Records for this exercise:
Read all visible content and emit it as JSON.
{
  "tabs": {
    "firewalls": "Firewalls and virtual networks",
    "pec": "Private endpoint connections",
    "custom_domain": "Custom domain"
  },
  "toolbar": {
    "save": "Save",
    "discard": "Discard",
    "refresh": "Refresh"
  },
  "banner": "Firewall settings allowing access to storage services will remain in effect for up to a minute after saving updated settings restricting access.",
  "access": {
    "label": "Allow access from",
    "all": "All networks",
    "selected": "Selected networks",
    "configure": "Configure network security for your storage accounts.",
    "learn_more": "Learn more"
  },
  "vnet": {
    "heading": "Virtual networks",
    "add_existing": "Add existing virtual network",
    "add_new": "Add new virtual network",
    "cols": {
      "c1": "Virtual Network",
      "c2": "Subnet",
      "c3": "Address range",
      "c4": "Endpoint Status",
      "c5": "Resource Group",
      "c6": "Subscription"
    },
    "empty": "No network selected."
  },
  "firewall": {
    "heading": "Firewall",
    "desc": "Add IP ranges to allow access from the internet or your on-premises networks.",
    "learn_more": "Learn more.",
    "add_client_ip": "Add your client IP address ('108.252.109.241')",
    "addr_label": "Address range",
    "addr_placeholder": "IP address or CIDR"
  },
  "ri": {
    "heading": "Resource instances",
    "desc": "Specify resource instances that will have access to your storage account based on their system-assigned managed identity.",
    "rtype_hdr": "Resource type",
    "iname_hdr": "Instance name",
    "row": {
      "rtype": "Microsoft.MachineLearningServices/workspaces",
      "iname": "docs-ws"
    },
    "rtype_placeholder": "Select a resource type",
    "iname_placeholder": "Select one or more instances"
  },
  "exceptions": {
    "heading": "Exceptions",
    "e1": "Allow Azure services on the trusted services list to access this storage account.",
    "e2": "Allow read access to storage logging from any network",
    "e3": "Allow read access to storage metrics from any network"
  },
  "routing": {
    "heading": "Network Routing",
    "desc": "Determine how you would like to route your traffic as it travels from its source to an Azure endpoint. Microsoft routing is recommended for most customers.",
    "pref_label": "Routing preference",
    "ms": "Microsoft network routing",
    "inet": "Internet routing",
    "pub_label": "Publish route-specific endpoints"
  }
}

Your instructions: Say how many lines of the data hold the string "from". Reply with the number alone.

Answer for this exercise: 5